Okuma parçası:
Günümüzden 110 sene kadar önce Sandıklı’yı ziyaret eden Şemsettin Sami Kamus-u Alem adlı kitabında Sandıklı’yı ” Bu kazanın 6515 nüfusu, 3 camisi, 4 medresesi, 3 tekkesi, 1 rüştiyesi, 1 iptida-i mektebi, birkaç mahalle mektebi, 1240 okuyucusu, 5 hanı, Şehli ( şimdiki Çivril ilçesi ), Geyikler ( şimdiki Dinar ilçesi ) ve Dazkır ( şimdiki Dazkırı ilçesi ) adlı üç nahiyesi, 215 köyü, cem’an 74 990 nüfusu vardır ” şeklinde anlatmaktadır.

1860 yılında Padişah Abdülmecit devrinde yeniden yapılan Osmanlı İdari Taksimatında, Hüdavendiğar (Bursa) Vilayetine bağlı bir kaza durumuna getirilen ve Şehli (şimdiki Çivril ilçesi), Geyikler (şimdiki Dinar ilçesi) ve Dazkır (şimdiki Dazkırı ilçesi) isimli üç nahiyesi ile 215 adet köyü olan Sandıklı, 1869 yılında belediye teşkilatı ile teşkilatlandırılmıştır.

Kısa alıştırma: Sandıklı hakkındaki metinde "1860 yılında Padişah" sözleriyle başlayıp "teşkilatı ile teşkilatlandırılmıştır." sözlerine kadar süren bölümü olduğu gibi yeniden yazın.

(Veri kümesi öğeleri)

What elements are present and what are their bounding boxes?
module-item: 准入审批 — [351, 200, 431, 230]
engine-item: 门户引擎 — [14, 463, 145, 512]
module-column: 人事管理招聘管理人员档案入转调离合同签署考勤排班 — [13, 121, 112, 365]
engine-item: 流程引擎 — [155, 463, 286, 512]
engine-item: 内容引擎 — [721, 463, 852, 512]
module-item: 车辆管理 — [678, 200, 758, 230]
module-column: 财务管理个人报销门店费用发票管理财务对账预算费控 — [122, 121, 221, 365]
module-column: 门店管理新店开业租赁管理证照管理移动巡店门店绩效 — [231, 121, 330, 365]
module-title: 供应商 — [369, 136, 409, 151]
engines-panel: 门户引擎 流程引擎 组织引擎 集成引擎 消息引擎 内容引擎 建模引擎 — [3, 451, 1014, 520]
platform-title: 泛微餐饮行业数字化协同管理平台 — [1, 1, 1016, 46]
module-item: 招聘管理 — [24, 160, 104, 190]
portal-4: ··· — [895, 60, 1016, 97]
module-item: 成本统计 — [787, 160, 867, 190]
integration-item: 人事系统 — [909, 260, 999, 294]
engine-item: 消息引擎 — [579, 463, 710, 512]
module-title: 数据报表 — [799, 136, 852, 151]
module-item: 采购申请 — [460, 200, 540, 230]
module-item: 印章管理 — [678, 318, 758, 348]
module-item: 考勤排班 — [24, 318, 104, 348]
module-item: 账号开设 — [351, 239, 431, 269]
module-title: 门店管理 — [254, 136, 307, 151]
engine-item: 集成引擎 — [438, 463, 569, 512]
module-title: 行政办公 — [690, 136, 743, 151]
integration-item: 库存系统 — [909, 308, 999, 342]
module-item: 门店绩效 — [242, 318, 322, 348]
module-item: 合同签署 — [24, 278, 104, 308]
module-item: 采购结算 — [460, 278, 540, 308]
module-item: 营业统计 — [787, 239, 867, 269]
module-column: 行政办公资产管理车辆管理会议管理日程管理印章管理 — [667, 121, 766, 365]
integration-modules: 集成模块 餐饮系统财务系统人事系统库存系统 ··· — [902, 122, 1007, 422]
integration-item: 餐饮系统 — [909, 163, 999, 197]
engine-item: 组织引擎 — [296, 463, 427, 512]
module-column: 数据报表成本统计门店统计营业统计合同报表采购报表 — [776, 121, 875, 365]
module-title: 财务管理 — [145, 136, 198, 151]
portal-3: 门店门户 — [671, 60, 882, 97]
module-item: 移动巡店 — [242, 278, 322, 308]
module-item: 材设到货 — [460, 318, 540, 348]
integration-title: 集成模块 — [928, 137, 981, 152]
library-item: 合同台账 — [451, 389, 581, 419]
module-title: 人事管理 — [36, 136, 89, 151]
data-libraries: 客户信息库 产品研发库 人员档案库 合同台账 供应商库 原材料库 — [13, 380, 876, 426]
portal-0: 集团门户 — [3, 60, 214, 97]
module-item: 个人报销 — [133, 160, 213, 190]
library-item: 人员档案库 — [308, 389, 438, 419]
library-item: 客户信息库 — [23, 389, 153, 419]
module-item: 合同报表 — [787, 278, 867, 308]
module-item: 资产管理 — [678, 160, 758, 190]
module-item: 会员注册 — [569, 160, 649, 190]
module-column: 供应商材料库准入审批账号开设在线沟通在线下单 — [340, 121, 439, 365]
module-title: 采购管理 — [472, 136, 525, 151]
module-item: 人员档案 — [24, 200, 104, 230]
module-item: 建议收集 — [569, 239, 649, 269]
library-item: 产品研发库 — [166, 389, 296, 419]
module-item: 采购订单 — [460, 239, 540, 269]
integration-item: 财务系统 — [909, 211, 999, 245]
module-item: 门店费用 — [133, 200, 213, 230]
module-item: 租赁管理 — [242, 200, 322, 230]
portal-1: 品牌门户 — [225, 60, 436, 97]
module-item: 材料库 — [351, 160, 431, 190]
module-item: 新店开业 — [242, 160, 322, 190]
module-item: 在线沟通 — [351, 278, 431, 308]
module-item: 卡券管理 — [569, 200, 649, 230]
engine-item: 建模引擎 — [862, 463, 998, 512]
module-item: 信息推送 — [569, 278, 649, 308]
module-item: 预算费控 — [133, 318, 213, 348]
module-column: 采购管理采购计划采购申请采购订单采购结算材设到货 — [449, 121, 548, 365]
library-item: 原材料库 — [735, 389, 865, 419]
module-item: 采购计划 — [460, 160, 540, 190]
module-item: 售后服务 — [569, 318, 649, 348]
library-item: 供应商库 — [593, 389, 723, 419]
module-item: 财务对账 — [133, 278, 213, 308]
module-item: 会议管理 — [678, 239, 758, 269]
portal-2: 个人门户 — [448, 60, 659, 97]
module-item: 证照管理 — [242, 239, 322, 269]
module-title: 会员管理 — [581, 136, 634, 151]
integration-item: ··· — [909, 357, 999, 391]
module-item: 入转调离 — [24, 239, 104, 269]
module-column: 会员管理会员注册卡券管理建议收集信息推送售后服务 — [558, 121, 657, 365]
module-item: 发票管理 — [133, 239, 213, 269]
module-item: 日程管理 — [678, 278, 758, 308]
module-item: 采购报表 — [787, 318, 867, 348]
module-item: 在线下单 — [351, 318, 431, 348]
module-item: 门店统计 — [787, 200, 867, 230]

Alıştırma cevabı:
1860 yılında Padişah Abdülmecit devrinde yeniden yapılan Osmanlı İdari Taksimatında, Hüdavendiğar (Bursa) Vilayetine bağlı bir kaza durumuna getirilen ve Şehli (şimdiki Çivril ilçesi), Geyikler (şimdiki Dinar ilçesi) ve Dazkır (şimdiki Dazkırı ilçesi) isimli üç nahiyesi ile 215 adet köyü olan Sandıklı, 1869 yılında belediye teşkilatı ile teşkilatlandırılmıştır.